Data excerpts

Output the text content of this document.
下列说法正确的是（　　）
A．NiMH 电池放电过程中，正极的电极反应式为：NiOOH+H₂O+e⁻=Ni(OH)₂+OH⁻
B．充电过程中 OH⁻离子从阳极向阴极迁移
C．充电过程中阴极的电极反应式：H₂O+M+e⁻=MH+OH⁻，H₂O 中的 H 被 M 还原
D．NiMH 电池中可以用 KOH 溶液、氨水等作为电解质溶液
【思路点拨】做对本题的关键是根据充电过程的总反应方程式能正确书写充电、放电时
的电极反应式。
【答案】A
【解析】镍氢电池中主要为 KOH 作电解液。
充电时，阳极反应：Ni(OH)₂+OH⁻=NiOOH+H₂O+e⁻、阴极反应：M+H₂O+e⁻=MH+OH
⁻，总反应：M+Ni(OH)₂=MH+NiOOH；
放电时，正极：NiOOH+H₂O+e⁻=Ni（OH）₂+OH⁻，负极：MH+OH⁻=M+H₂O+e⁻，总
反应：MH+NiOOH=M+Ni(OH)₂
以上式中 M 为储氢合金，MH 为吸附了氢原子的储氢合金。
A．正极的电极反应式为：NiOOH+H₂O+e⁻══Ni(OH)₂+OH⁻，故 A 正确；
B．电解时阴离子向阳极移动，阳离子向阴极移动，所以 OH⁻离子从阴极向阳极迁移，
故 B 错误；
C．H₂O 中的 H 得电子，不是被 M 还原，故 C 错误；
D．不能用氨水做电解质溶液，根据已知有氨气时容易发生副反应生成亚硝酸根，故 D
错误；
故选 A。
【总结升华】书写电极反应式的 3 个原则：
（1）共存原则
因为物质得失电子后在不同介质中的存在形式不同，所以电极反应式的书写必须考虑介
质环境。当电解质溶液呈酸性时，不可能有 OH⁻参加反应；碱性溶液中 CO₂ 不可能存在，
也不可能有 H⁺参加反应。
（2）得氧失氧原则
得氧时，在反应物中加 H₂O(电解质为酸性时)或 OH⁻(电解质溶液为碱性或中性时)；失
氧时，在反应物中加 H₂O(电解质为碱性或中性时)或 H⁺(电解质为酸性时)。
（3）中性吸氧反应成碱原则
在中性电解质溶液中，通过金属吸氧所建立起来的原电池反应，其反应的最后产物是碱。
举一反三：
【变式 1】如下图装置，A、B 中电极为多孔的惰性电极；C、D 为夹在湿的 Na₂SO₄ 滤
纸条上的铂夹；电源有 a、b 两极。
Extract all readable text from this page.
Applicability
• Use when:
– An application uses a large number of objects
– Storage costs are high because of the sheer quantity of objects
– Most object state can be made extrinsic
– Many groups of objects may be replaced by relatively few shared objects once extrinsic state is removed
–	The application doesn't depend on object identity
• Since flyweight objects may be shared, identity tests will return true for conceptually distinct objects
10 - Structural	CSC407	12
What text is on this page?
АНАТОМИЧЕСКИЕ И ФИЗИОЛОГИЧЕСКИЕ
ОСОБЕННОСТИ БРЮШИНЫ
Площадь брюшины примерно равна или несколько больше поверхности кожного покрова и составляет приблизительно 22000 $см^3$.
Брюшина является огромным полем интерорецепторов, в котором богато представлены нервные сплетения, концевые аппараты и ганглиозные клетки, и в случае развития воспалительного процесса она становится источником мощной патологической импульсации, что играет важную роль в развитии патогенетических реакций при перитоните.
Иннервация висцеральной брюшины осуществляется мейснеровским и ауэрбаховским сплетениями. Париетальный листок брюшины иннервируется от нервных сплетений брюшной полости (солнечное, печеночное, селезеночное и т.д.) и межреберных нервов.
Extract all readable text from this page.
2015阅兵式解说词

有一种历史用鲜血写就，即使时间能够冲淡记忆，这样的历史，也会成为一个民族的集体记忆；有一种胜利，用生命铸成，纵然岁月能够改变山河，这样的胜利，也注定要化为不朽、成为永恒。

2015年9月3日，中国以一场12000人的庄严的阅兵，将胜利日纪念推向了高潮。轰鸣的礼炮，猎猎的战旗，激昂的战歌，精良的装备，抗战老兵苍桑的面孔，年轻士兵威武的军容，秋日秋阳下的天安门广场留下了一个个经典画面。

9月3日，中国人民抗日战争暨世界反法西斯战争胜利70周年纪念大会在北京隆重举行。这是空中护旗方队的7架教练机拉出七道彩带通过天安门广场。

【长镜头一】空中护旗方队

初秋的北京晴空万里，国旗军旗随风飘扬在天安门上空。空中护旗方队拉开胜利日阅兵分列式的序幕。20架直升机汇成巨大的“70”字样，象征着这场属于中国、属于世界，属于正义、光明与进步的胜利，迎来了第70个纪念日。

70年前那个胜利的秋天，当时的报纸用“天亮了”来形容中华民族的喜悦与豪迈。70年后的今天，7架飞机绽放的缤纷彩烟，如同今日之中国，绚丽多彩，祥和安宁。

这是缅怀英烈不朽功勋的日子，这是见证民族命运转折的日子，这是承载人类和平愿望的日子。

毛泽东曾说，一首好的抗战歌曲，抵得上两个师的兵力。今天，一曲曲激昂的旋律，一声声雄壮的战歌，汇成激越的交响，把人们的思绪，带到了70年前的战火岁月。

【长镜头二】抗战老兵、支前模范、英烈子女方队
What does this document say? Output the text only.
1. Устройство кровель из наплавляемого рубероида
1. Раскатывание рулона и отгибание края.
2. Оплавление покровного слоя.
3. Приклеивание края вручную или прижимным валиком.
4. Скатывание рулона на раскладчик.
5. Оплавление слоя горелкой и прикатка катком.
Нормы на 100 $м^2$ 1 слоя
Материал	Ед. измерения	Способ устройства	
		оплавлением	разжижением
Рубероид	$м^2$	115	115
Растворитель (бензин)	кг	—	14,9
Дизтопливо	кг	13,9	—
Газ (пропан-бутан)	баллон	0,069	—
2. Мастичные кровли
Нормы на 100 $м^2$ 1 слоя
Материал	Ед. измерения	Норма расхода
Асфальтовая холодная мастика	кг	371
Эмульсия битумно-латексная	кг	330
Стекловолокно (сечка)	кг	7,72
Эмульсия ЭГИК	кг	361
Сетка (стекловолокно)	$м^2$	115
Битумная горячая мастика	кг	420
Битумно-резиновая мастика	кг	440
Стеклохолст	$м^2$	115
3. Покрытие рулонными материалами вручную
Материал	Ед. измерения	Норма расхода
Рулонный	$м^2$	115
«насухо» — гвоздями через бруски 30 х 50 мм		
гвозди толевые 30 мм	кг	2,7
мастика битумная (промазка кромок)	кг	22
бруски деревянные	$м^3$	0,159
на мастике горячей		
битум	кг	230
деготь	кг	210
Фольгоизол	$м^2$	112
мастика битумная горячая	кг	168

**DIRECTION:** Retype all of the material, keeping each line exact.

**RESULT BELOW:**
Output the text content of this document.
下列说法正确的是（　　）
A．NiMH 电池放电过程中，正极的电极反应式为：NiOOH+H₂O+e⁻=Ni(OH)₂+OH⁻
B．充电过程中 OH⁻离子从阳极向阴极迁移
C．充电过程中阴极的电极反应式：H₂O+M+e⁻=MH+OH⁻，H₂O 中的 H 被 M 还原
D．NiMH 电池中可以用 KOH 溶液、氨水等作为电解质溶液
【思路点拨】做对本题的关键是根据充电过程的总反应方程式能正确书写充电、放电时
的电极反应式。
【答案】A
【解析】镍氢电池中主要为 KOH 作电解液。
充电时，阳极反应：Ni(OH)₂+OH⁻=NiOOH+H₂O+e⁻、阴极反应：M+H₂O+e⁻=MH+OH
⁻，总反应：M+Ni(OH)₂=MH+NiOOH；
放电时，正极：NiOOH+H₂O+e⁻=Ni（OH）₂+OH⁻，负极：MH+OH⁻=M+H₂O+e⁻，总
反应：MH+NiOOH=M+Ni(OH)₂
以上式中 M 为储氢合金，MH 为吸附了氢原子的储氢合金。
A．正极的电极反应式为：NiOOH+H₂O+e⁻══Ni(OH)₂+OH⁻，故 A 正确；
B．电解时阴离子向阳极移动，阳离子向阴极移动，所以 OH⁻离子从阴极向阳极迁移，
故 B 错误；
C．H₂O 中的 H 得电子，不是被 M 还原，故 C 错误；
D．不能用氨水做电解质溶液，根据已知有氨气时容易发生副反应生成亚硝酸根，故 D
错误；
故选 A。
【总结升华】书写电极反应式的 3 个原则：
（1）共存原则
因为物质得失电子后在不同介质中的存在形式不同，所以电极反应式的书写必须考虑介
质环境。当电解质溶液呈酸性时，不可能有 OH⁻参加反应；碱性溶液中 CO₂ 不可能存在，
也不可能有 H⁺参加反应。
（2）得氧失氧原则
得氧时，在反应物中加 H₂O(电解质为酸性时)或 OH⁻(电解质溶液为碱性或中性时)；失
氧时，在反应物中加 H₂O(电解质为碱性或中性时)或 H⁺(电解质为酸性时)。
（3）中性吸氧反应成碱原则
在中性电解质溶液中，通过金属吸氧所建立起来的原电池反应，其反应的最后产物是碱。
举一反三：
【变式 1】如下图装置，A、B 中电极为多孔的惰性电极；C、D 为夹在湿的 Na₂SO₄ 滤
纸条上的铂夹；电源有 a、b 两极。
Extract all readable text from this page.
Applicability
• Use when:
– An application uses a large number of objects
– Storage costs are high because of the sheer quantity of objects
– Most object state can be made extrinsic
– Many groups of objects may be replaced by relatively few shared objects once extrinsic state is removed
–	The application doesn't depend on object identity
• Since flyweight objects may be shared, identity tests will return true for conceptually distinct objects
10 - Structural	CSC407	12
What text is on this page?
АНАТОМИЧЕСКИЕ И ФИЗИОЛОГИЧЕСКИЕ
ОСОБЕННОСТИ БРЮШИНЫ
Площадь брюшины примерно равна или несколько больше поверхности кожного покрова и составляет приблизительно 22000 $см^3$.
Брюшина является огромным полем интерорецепторов, в котором богато представлены нервные сплетения, концевые аппараты и ганглиозные клетки, и в случае развития воспалительного процесса она становится источником мощной патологической импульсации, что играет важную роль в развитии патогенетических реакций при перитоните.
Иннервация висцеральной брюшины осуществляется мейснеровским и ауэрбаховским сплетениями. Париетальный листок брюшины иннервируется от нервных сплетений брюшной полости (солнечное, печеночное, селезеночное и т.д.) и межреберных нервов.
Extract all readable text from this page.
2015阅兵式解说词

有一种历史用鲜血写就，即使时间能够冲淡记忆，这样的历史，也会成为一个民族的集体记忆；有一种胜利，用生命铸成，纵然岁月能够改变山河，这样的胜利，也注定要化为不朽、成为永恒。

2015年9月3日，中国以一场12000人的庄严的阅兵，将胜利日纪念推向了高潮。轰鸣的礼炮，猎猎的战旗，激昂的战歌，精良的装备，抗战老兵苍桑的面孔，年轻士兵威武的军容，秋日秋阳下的天安门广场留下了一个个经典画面。

9月3日，中国人民抗日战争暨世界反法西斯战争胜利70周年纪念大会在北京隆重举行。这是空中护旗方队的7架教练机拉出七道彩带通过天安门广场。

【长镜头一】空中护旗方队

初秋的北京晴空万里，国旗军旗随风飘扬在天安门上空。空中护旗方队拉开胜利日阅兵分列式的序幕。20架直升机汇成巨大的“70”字样，象征着这场属于中国、属于世界，属于正义、光明与进步的胜利，迎来了第70个纪念日。

70年前那个胜利的秋天，当时的报纸用“天亮了”来形容中华民族的喜悦与豪迈。70年后的今天，7架飞机绽放的缤纷彩烟，如同今日之中国，绚丽多彩，祥和安宁。

这是缅怀英烈不朽功勋的日子，这是见证民族命运转折的日子，这是承载人类和平愿望的日子。

毛泽东曾说，一首好的抗战歌曲，抵得上两个师的兵力。今天，一曲曲激昂的旋律，一声声雄壮的战歌，汇成激越的交响，把人们的思绪，带到了70年前的战火岁月。

【长镜头二】抗战老兵、支前模范、英烈子女方队
What does this document say? Output the text only.
1. Устройство кровель из наплавляемого рубероида
1. Раскатывание рулона и отгибание края.
2. Оплавление покровного слоя.
3. Приклеивание края вручную или прижимным валиком.
4. Скатывание рулона на раскладчик.
5. Оплавление слоя горелкой и прикатка катком.
Нормы на 100 $м^2$ 1 слоя
Материал	Ед. измерения	Способ устройства	
		оплавлением	разжижением
Рубероид	$м^2$	115	115
Растворитель (бензин)	кг	—	14,9
Дизтопливо	кг	13,9	—
Газ (пропан-бутан)	баллон	0,069	—
2. Мастичные кровли
Нормы на 100 $м^2$ 1 слоя
Материал	Ед. измерения	Норма расхода
Асфальтовая холодная мастика	кг	371
Эмульсия битумно-латексная	кг	330
Стекловолокно (сечка)	кг	7,72
Эмульсия ЭГИК	кг	361
Сетка (стекловолокно)	$м^2$	115
Битумная горячая мастика	кг	420
Битумно-резиновая мастика	кг	440
Стеклохолст	$м^2$	115
3. Покрытие рулонными материалами вручную
Материал	Ед. измерения	Норма расхода
Рулонный	$м^2$	115
«насухо» — гвоздями через бруски 30 х 50 мм		
гвозди толевые 30 мм	кг	2,7
мастика битумная (промазка кромок)	кг	22
бруски деревянные	$м^3$	0,159
на мастике горячей		
битум	кг	230
деготь	кг	210
Фольгоизол	$м^2$	112
мастика битумная горячая	кг	168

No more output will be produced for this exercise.